#### [Instructions for the task]
Leave out any pictures and transcribe all other data below exactly.

#### [Records from a collection]
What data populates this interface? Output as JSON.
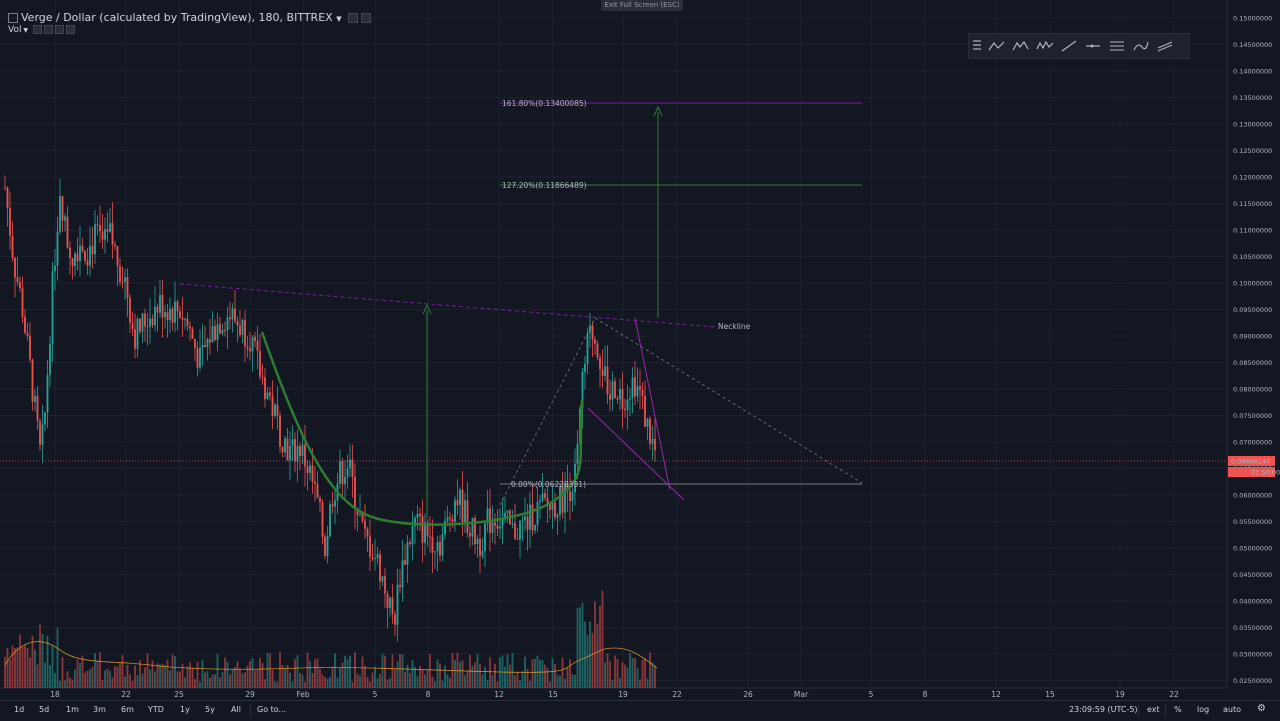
{
  "header": {
    "title": "Verge / Dollar (calculated by TradingView), 180, BITTREX",
    "indicator": "Vol"
  },
  "exit_fullscreen": "Exit Full Screen (ESC)",
  "price_axis": {
    "ticks": [
      "0.15000000",
      "0.14500000",
      "0.14000000",
      "0.13500000",
      "0.13000000",
      "0.12500000",
      "0.12000000",
      "0.11500000",
      "0.11000000",
      "0.10500000",
      "0.10000000",
      "0.09500000",
      "0.09000000",
      "0.08500000",
      "0.08000000",
      "0.07500000",
      "0.07000000",
      "0.06500000",
      "0.06000000",
      "0.05500000",
      "0.05000000",
      "0.04500000",
      "0.04000000",
      "0.03500000",
      "0.03000000",
      "0.02500000"
    ],
    "current_price": "0.06666240",
    "countdown": "01:50:00"
  },
  "time_axis": {
    "ticks": [
      "18",
      "22",
      "25",
      "29",
      "Feb",
      "5",
      "8",
      "12",
      "15",
      "19",
      "22",
      "26",
      "Mar",
      "5",
      "8",
      "12",
      "15",
      "19",
      "22"
    ]
  },
  "annotations": {
    "fib_1618": "161.80%(0.13400085)",
    "fib_1272": "127.20%(0.11866489)",
    "fib_0": "0.00%(0.06228331)",
    "neckline": "Neckline"
  },
  "colors": {
    "background": "#131722",
    "up": "#26a69a",
    "down": "#ef5350",
    "fib_purple": "#7b1fa2",
    "fib_green": "#2e7d32",
    "price_tag": "#ef5350"
  },
  "drawing_toolbar": {
    "tools": [
      "elliott-abc-icon",
      "elliott-abcde-icon",
      "elliott-wave-icon",
      "trend-line-icon",
      "horizontal-ray-icon",
      "fib-retracement-icon",
      "brush-icon",
      "channel-icon"
    ]
  },
  "bottom_bar": {
    "ranges": [
      "1d",
      "5d",
      "1m",
      "3m",
      "6m",
      "YTD",
      "1y",
      "5y",
      "All"
    ],
    "goto": "Go to...",
    "clock": "23:09:59 (UTC-5)",
    "ext": "ext",
    "pct": "%",
    "log": "log",
    "auto": "auto"
  }
}
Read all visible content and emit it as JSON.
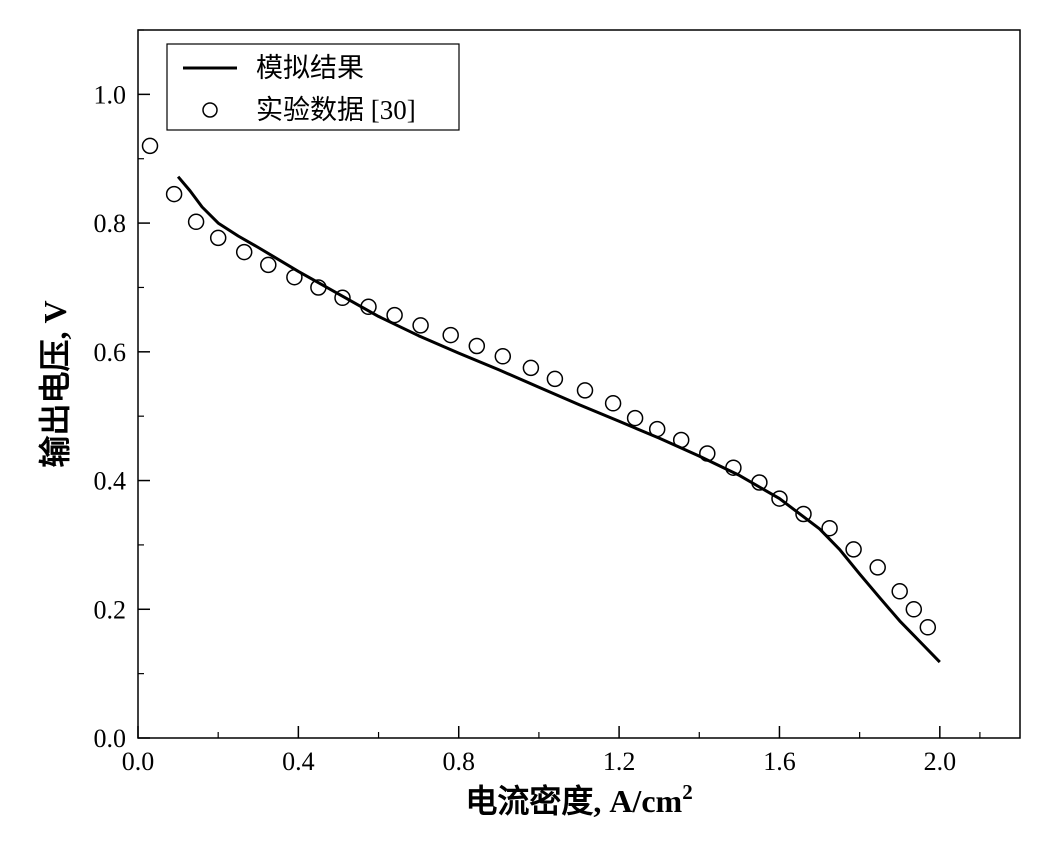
{
  "chart_data": {
    "type": "line",
    "xlabel": "电流密度, A/cm",
    "xlabel_superscript": "2",
    "ylabel": "输出电压, V",
    "xlim": [
      0.0,
      2.2
    ],
    "ylim": [
      0.0,
      1.1
    ],
    "x_ticks": [
      0.0,
      0.4,
      0.8,
      1.2,
      1.6,
      2.0
    ],
    "x_tick_labels": [
      "0.0",
      "0.4",
      "0.8",
      "1.2",
      "1.6",
      "2.0"
    ],
    "y_ticks": [
      0.0,
      0.2,
      0.4,
      0.6,
      0.8,
      1.0
    ],
    "y_tick_labels": [
      "0.0",
      "0.2",
      "0.4",
      "0.6",
      "0.8",
      "1.0"
    ],
    "grid": false,
    "legend_position": "top-left",
    "series": [
      {
        "name": "模拟结果",
        "style": "line",
        "color": "#000000",
        "x": [
          0.1,
          0.13,
          0.16,
          0.2,
          0.25,
          0.3,
          0.4,
          0.5,
          0.6,
          0.7,
          0.8,
          0.9,
          1.0,
          1.1,
          1.2,
          1.3,
          1.4,
          1.5,
          1.6,
          1.7,
          1.75,
          1.8,
          1.85,
          1.9,
          1.95,
          2.0
        ],
        "y": [
          0.872,
          0.85,
          0.825,
          0.8,
          0.78,
          0.762,
          0.725,
          0.69,
          0.655,
          0.625,
          0.598,
          0.572,
          0.545,
          0.518,
          0.492,
          0.466,
          0.438,
          0.408,
          0.372,
          0.325,
          0.293,
          0.255,
          0.218,
          0.182,
          0.15,
          0.118
        ]
      },
      {
        "name": "实验数据 [30]",
        "style": "scatter",
        "marker": "open-circle",
        "color": "#000000",
        "x": [
          0.03,
          0.09,
          0.145,
          0.2,
          0.265,
          0.325,
          0.39,
          0.45,
          0.51,
          0.575,
          0.64,
          0.705,
          0.78,
          0.845,
          0.91,
          0.98,
          1.04,
          1.115,
          1.185,
          1.24,
          1.295,
          1.355,
          1.42,
          1.485,
          1.55,
          1.6,
          1.66,
          1.725,
          1.785,
          1.845,
          1.9,
          1.935,
          1.97
        ],
        "y": [
          0.92,
          0.845,
          0.802,
          0.777,
          0.755,
          0.735,
          0.716,
          0.7,
          0.684,
          0.67,
          0.657,
          0.641,
          0.626,
          0.609,
          0.593,
          0.575,
          0.558,
          0.54,
          0.52,
          0.497,
          0.48,
          0.463,
          0.442,
          0.42,
          0.397,
          0.372,
          0.348,
          0.326,
          0.293,
          0.265,
          0.228,
          0.2,
          0.172
        ]
      }
    ]
  }
}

#### [Result below]
What data populates this interface? Output as JSON.
{
  "header": {
    "title": "Verge / Dollar (calculated by TradingView), 180, BITTREX",
    "indicator": "Vol"
  },
  "exit_fullscreen": "Exit Full Screen (ESC)",
  "price_axis": {
    "ticks": [
      "0.15000000",
      "0.14500000",
      "0.14000000",
      "0.13500000",
      "0.13000000",
      "0.12500000",
      "0.12000000",
      "0.11500000",
      "0.11000000",
      "0.10500000",
      "0.10000000",
      "0.09500000",
      "0.09000000",
      "0.08500000",
      "0.08000000",
      "0.07500000",
      "0.07000000",
      "0.06500000",
      "0.06000000",
      "0.05500000",
      "0.05000000",
      "0.04500000",
      "0.04000000",
      "0.03500000",
      "0.03000000",
      "0.02500000"
    ],
    "current_price": "0.06666240",
    "countdown": "01:50:00"
  },
  "time_axis": {
    "ticks": [
      "18",
      "22",
      "25",
      "29",
      "Feb",
      "5",
      "8",
      "12",
      "15",
      "19",
      "22",
      "26",
      "Mar",
      "5",
      "8",
      "12",
      "15",
      "19",
      "22"
    ]
  },
  "annotations": {
    "fib_1618": "161.80%(0.13400085)",
    "fib_1272": "127.20%(0.11866489)",
    "fib_0": "0.00%(0.06228331)",
    "neckline": "Neckline"
  },
  "colors": {
    "background": "#131722",
    "up": "#26a69a",
    "down": "#ef5350",
    "fib_purple": "#7b1fa2",
    "fib_green": "#2e7d32",
    "price_tag": "#ef5350"
  },
  "drawing_toolbar": {
    "tools": [
      "elliott-abc-icon",
      "elliott-abcde-icon",
      "elliott-wave-icon",
      "trend-line-icon",
      "horizontal-ray-icon",
      "fib-retracement-icon",
      "brush-icon",
      "channel-icon"
    ]
  },
  "bottom_bar": {
    "ranges": [
      "1d",
      "5d",
      "1m",
      "3m",
      "6m",
      "YTD",
      "1y",
      "5y",
      "All"
    ],
    "goto": "Go to...",
    "clock": "23:09:59 (UTC-5)",
    "ext": "ext",
    "pct": "%",
    "log": "log",
    "auto": "auto"
  }
}
Read all visible content and emit it as JSON.
{
  "chart_data": {
    "type": "line",
    "xlabel": "电流密度, A/cm",
    "xlabel_superscript": "2",
    "ylabel": "输出电压, V",
    "xlim": [
      0.0,
      2.2
    ],
    "ylim": [
      0.0,
      1.1
    ],
    "x_ticks": [
      0.0,
      0.4,
      0.8,
      1.2,
      1.6,
      2.0
    ],
    "x_tick_labels": [
      "0.0",
      "0.4",
      "0.8",
      "1.2",
      "1.6",
      "2.0"
    ],
    "y_ticks": [
      0.0,
      0.2,
      0.4,
      0.6,
      0.8,
      1.0
    ],
    "y_tick_labels": [
      "0.0",
      "0.2",
      "0.4",
      "0.6",
      "0.8",
      "1.0"
    ],
    "grid": false,
    "legend_position": "top-left",
    "series": [
      {
        "name": "模拟结果",
        "style": "line",
        "color": "#000000",
        "x": [
          0.1,
          0.13,
          0.16,
          0.2,
          0.25,
          0.3,
          0.4,
          0.5,
          0.6,
          0.7,
          0.8,
          0.9,
          1.0,
          1.1,
          1.2,
          1.3,
          1.4,
          1.5,
          1.6,
          1.7,
          1.75,
          1.8,
          1.85,
          1.9,
          1.95,
          2.0
        ],
        "y": [
          0.872,
          0.85,
          0.825,
          0.8,
          0.78,
          0.762,
          0.725,
          0.69,
          0.655,
          0.625,
          0.598,
          0.572,
          0.545,
          0.518,
          0.492,
          0.466,
          0.438,
          0.408,
          0.372,
          0.325,
          0.293,
          0.255,
          0.218,
          0.182,
          0.15,
          0.118
        ]
      },
      {
        "name": "实验数据 [30]",
        "style": "scatter",
        "marker": "open-circle",
        "color": "#000000",
        "x": [
          0.03,
          0.09,
          0.145,
          0.2,
          0.265,
          0.325,
          0.39,
          0.45,
          0.51,
          0.575,
          0.64,
          0.705,
          0.78,
          0.845,
          0.91,
          0.98,
          1.04,
          1.115,
          1.185,
          1.24,
          1.295,
          1.355,
          1.42,
          1.485,
          1.55,
          1.6,
          1.66,
          1.725,
          1.785,
          1.845,
          1.9,
          1.935,
          1.97
        ],
        "y": [
          0.92,
          0.845,
          0.802,
          0.777,
          0.755,
          0.735,
          0.716,
          0.7,
          0.684,
          0.67,
          0.657,
          0.641,
          0.626,
          0.609,
          0.593,
          0.575,
          0.558,
          0.54,
          0.52,
          0.497,
          0.48,
          0.463,
          0.442,
          0.42,
          0.397,
          0.372,
          0.348,
          0.326,
          0.293,
          0.265,
          0.228,
          0.2,
          0.172
        ]
      }
    ]
  }
}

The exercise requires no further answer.